Equivalently, you want a simple graph $G$ on $t_n+1$ vertices such that all degrees are in the set $\{t_1, \dots, t_n\}$ and each degree appears at least once. By induction on $n$. If $n = 1$, take a clique on $t_1+1$ vertices. For $n=2$, take a clique on $t_1$ vertices and an empty graph on $t_2 + 1 - t_1$ vertices, and join them all together. For the inductive step, take an example for the $(n-2)$ tuple $(t_2-t_1, \dots, t_{n-1}-t_1)$. Then add in $t_n - t_{n-1}$ isolated vertices. Finally add in $t_1$ universal vertices.

We'll prove the claim by induction on $n$. Consider the graph $G$ of people, such that there is an edge between two people if and only if they played chess together. For the base case $n=1$, take a clique of $t_1+1$ people. Now assume that the result is true for $n$ and we'll prove that for $n+1$. Start with empty graph $G$ of $t_{n+1}+1$ vertices. Choose a set $S$ of $t_1$ vertices and a set $T$ of $t_{n+1}-t_n$ vertices and disjoint to $S$. The set $G\setminus(S\cup T)$ contains $t_n-t_1+1$ vertices, so we can apply the induction hypothesis for $t_2-t_1,\dots,t_n-t_1$ in $G\setminus(S\cup T)$. Choose the vertices of $S$ to be connected to all other vertices in $G$. The new graph satisfies the required conditions.

A small nitpick in the above solution. math90 wrote: Start with empty graph $G$ of $n+1$ vertices. Chosse a set $S$ of $t_1$ vertices. The set $G\setminus S$ contains $t_{n+1}-t_1+1$ vertices, so we can apply the induction hypothesis for $t_2-t_1,\dots,t_{n+1}-t_1$ in $G\setminus S$. Choose the vertices $S$ to be connected to all other vertices in $G$. The new graph satisfies the required conditions. Small typo: I think you mean that $G$ has $t_{n+1}+1$ vertices. Slightly bigger issue: condition (ii) is violated, as none of the vertices in your construction have degree $t_1$.

Induct on $t_n$. For $t_n = 1$ we have two vertices, just connect them. Now choose an arbitrary vertex $v$ and connect it to all other vertices. Then all of the $t_n$ vertices in $G \setminus v$ must have degrees $t_1 - 1, t_2 - 1, \dots, t_n - 1$ amongst them, with each degree except possibly $t_n - 1$ appearing at least once. If $t_1 \neq 1$ we're done by the induction hypothesis. Otherwise if $t_1 = 1$, choose a set $S$ of $t_n - t_{n - 1} \geq 1$ vertices to be isolated. If $n = 2$ then by making the final vertex an isolated vertex in $G \setminus v$ we are done. Otherwise there are $t_{n - 1}$ vertices in $G \setminus (S \cup v)$ and we want them to have degrees $t_2 - 1, t_3 - 1, \dots, t_{n - 1} - 1$ amongst themselves, with each appearing at least once. This is possible by the induction hypothesis.

———

▸ **WHAT THIS TASK INVOLVES**
In the thread above, which cases are settled directly before an inductive step begins, and what construction is given for each?

▸ **MATERIAL SHOWN**
———

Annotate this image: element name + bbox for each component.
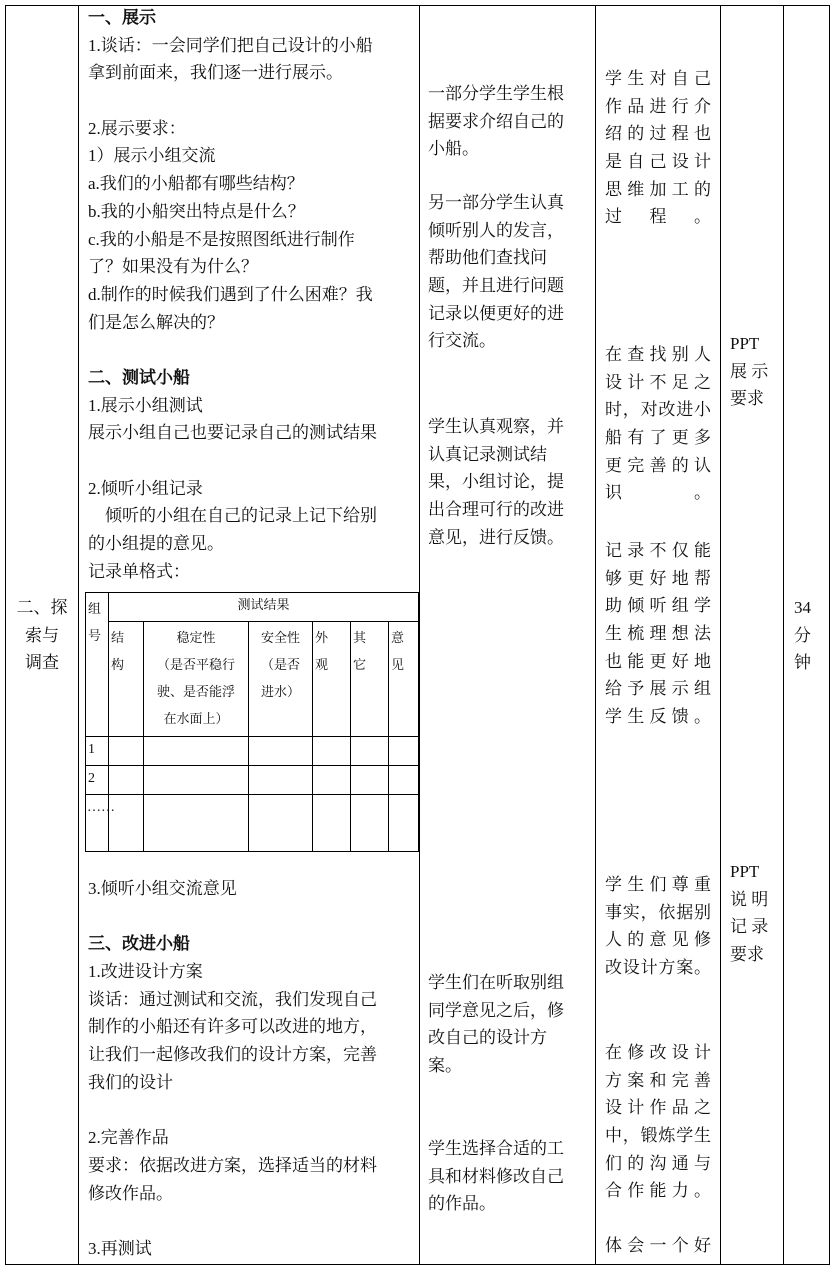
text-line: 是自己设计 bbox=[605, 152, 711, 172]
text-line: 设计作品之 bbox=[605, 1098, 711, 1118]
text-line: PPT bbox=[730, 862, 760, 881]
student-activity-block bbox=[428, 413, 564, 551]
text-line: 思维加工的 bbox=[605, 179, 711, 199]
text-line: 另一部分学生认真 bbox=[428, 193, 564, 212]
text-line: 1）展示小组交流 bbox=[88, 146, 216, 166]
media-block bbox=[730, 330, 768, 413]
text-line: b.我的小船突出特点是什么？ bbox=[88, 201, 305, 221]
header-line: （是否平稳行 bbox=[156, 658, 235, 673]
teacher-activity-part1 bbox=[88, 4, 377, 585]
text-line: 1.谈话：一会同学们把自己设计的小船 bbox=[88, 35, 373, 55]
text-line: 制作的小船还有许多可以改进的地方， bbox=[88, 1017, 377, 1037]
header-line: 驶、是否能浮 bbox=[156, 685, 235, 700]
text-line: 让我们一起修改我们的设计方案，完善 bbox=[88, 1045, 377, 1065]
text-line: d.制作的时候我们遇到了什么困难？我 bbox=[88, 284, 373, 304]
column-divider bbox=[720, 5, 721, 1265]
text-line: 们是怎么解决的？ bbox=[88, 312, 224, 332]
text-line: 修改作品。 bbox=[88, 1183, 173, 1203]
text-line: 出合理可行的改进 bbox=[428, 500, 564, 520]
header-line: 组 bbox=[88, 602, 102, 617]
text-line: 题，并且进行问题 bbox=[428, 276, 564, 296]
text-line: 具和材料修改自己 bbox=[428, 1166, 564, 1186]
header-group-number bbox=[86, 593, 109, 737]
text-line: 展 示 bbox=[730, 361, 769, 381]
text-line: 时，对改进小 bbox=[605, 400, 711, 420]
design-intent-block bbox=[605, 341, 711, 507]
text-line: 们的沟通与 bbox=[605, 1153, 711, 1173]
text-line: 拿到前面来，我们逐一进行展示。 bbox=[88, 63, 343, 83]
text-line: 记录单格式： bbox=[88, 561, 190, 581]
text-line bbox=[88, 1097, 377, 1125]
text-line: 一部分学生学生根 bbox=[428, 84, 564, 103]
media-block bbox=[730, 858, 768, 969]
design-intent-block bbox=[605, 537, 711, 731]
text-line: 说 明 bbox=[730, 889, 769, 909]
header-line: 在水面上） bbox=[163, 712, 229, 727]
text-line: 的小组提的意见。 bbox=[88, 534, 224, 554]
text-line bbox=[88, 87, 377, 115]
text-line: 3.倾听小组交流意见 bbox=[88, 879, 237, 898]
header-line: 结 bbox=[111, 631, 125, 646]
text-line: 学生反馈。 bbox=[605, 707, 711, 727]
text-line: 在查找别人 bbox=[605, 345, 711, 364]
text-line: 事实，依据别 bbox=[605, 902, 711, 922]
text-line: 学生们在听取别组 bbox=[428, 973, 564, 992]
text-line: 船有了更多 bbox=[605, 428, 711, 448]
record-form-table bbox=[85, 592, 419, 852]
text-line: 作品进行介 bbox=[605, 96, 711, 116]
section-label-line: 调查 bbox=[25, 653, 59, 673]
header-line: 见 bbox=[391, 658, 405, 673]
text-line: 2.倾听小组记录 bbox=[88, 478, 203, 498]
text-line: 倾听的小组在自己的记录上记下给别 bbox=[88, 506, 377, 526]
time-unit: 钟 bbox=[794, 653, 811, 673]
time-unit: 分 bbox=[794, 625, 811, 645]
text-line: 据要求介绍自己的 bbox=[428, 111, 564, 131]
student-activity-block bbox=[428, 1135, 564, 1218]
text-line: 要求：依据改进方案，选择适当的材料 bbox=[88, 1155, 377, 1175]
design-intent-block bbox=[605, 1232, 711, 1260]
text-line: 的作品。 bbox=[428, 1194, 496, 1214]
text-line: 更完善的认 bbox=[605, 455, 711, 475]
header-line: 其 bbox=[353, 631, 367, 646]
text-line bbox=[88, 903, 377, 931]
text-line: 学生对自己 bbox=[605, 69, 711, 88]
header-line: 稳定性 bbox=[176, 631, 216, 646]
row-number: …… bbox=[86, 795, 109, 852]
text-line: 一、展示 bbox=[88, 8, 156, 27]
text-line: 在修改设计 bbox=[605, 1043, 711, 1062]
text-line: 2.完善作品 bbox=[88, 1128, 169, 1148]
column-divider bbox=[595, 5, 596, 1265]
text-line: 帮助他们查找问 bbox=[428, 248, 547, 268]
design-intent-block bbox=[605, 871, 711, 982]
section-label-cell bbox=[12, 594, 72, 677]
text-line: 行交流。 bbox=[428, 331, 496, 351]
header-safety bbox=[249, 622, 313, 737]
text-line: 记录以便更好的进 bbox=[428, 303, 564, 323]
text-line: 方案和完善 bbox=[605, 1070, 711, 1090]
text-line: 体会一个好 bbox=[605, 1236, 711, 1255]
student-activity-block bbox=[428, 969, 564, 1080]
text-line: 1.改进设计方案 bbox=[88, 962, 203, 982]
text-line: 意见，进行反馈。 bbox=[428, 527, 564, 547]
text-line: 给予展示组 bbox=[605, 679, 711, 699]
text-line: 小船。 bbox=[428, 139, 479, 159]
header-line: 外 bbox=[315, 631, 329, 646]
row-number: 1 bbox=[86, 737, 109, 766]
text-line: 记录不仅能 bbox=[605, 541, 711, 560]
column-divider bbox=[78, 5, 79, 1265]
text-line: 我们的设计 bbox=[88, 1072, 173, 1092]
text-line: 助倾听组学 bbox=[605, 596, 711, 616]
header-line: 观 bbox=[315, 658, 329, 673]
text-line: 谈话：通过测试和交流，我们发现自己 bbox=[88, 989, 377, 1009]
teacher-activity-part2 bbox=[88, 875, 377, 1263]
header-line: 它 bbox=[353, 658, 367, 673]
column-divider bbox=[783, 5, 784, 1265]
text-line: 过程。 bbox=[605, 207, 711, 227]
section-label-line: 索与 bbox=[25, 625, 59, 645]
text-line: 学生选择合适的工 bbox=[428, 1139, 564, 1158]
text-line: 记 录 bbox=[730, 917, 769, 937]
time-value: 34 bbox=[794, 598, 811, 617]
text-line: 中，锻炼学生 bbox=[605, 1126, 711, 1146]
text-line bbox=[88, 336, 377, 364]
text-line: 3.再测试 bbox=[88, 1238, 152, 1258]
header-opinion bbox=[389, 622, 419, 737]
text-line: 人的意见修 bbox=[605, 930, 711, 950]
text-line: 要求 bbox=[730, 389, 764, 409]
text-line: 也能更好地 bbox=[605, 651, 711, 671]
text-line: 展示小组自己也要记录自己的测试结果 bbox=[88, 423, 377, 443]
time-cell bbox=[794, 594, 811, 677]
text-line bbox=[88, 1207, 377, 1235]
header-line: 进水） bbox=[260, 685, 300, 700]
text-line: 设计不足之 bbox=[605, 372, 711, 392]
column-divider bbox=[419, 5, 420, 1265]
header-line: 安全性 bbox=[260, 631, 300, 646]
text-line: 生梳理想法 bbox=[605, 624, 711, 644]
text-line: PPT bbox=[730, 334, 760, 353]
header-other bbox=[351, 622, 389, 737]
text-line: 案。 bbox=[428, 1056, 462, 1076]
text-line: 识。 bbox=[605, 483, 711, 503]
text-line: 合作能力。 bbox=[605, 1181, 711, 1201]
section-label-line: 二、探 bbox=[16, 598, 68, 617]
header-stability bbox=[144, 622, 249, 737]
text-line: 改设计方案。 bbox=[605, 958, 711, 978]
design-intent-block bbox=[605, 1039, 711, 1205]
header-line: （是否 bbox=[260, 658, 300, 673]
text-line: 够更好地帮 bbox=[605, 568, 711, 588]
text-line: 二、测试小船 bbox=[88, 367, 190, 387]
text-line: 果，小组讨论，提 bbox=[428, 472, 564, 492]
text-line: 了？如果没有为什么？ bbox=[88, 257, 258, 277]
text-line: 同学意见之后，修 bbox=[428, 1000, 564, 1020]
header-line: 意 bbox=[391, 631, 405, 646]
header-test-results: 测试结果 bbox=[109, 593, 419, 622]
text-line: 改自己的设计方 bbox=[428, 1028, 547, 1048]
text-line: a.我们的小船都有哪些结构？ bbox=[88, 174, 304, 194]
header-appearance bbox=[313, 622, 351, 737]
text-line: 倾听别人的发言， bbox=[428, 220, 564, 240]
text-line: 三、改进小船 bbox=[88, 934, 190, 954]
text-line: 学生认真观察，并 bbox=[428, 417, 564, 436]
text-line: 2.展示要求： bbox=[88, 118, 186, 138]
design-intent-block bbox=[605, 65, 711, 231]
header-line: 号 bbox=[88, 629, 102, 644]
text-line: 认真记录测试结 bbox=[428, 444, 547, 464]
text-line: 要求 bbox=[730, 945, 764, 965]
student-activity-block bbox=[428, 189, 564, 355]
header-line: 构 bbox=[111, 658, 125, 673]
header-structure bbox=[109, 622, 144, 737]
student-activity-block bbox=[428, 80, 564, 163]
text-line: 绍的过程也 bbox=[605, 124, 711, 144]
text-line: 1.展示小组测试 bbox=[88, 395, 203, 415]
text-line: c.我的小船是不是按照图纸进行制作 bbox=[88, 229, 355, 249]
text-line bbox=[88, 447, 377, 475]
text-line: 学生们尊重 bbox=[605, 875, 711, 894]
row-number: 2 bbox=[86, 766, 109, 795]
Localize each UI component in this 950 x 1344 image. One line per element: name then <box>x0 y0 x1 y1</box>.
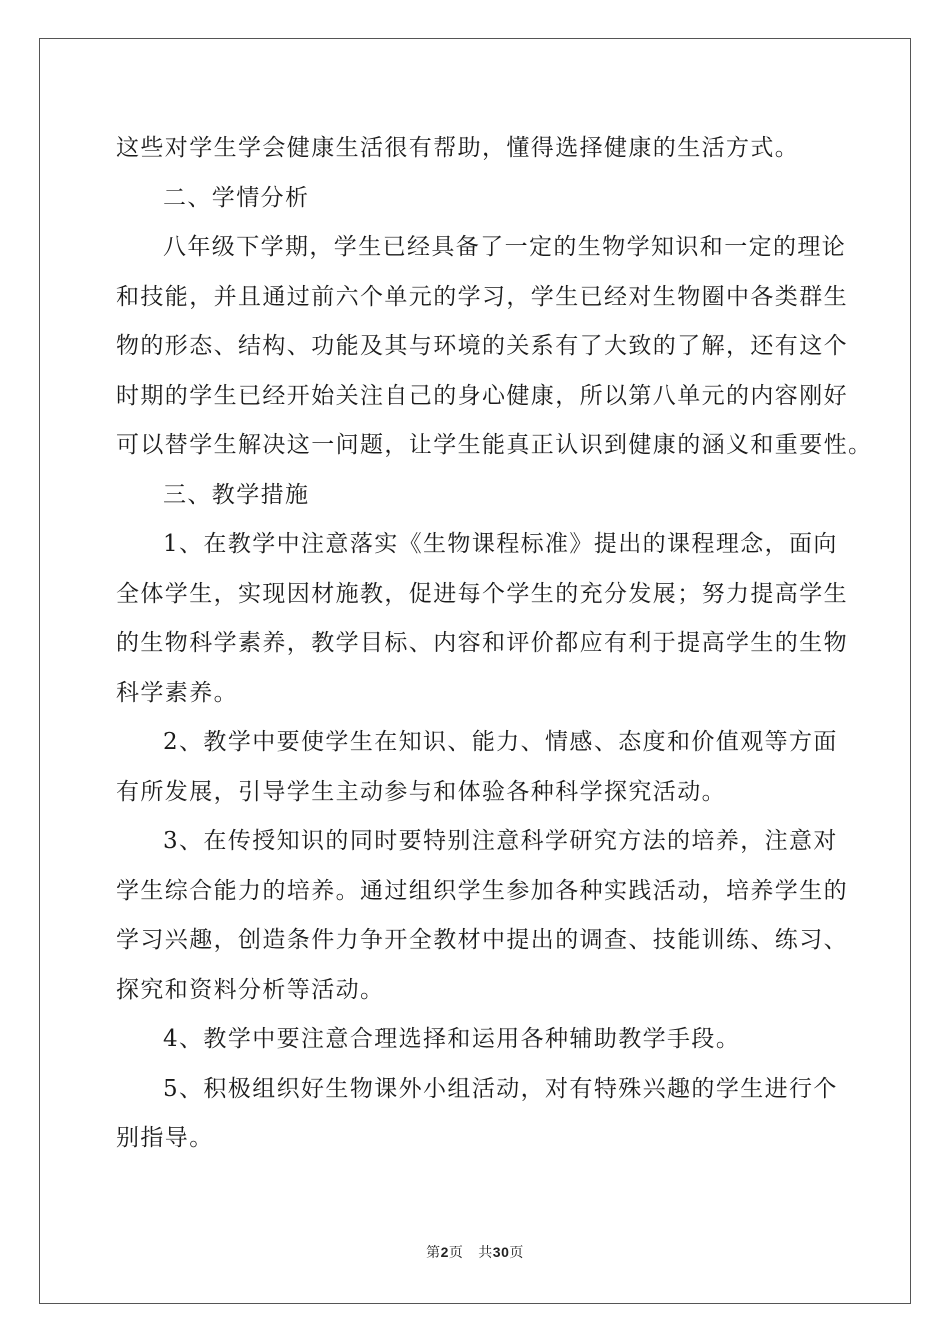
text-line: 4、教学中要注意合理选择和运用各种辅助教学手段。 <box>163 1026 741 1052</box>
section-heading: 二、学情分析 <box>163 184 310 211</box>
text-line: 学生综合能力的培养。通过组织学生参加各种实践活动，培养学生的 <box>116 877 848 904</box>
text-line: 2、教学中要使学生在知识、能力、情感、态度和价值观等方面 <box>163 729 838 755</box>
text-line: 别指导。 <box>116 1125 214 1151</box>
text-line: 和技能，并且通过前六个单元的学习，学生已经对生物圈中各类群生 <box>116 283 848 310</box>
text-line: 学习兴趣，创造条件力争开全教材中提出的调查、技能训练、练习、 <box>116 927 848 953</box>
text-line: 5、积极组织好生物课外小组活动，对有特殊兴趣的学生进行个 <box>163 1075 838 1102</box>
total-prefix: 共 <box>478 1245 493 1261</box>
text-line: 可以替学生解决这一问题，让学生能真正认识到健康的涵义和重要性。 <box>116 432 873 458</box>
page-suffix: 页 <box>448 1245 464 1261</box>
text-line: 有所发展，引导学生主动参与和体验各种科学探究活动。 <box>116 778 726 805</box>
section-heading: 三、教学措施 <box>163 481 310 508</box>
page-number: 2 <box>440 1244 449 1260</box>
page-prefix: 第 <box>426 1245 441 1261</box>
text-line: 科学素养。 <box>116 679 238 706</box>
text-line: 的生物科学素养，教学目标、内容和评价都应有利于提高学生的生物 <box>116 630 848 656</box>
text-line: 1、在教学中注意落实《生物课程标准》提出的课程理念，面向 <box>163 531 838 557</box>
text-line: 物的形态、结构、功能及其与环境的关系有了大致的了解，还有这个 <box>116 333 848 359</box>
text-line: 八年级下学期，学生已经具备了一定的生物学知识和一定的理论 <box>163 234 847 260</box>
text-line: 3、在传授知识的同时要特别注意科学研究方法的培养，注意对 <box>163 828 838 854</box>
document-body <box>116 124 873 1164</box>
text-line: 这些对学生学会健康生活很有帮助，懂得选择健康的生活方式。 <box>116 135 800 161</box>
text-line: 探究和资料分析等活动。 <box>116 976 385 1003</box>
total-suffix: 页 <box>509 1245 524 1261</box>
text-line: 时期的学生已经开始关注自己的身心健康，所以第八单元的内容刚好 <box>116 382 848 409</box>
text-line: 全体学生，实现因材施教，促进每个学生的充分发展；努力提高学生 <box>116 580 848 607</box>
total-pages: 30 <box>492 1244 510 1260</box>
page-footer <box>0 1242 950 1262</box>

———

▸ **EXERCISE OUTPUT**
- n = 1 (first argument): a clique on t₁ + 1 vertices.
- n = 2 (first argument): a clique on t₁ vertices and an empty graph on t₂ + 1 − t₁ vertices, all joined together.
- n = 1 (second argument): a clique of t₁ + 1 people.
- tₙ = 1 (last argument): two vertices, connected to each other.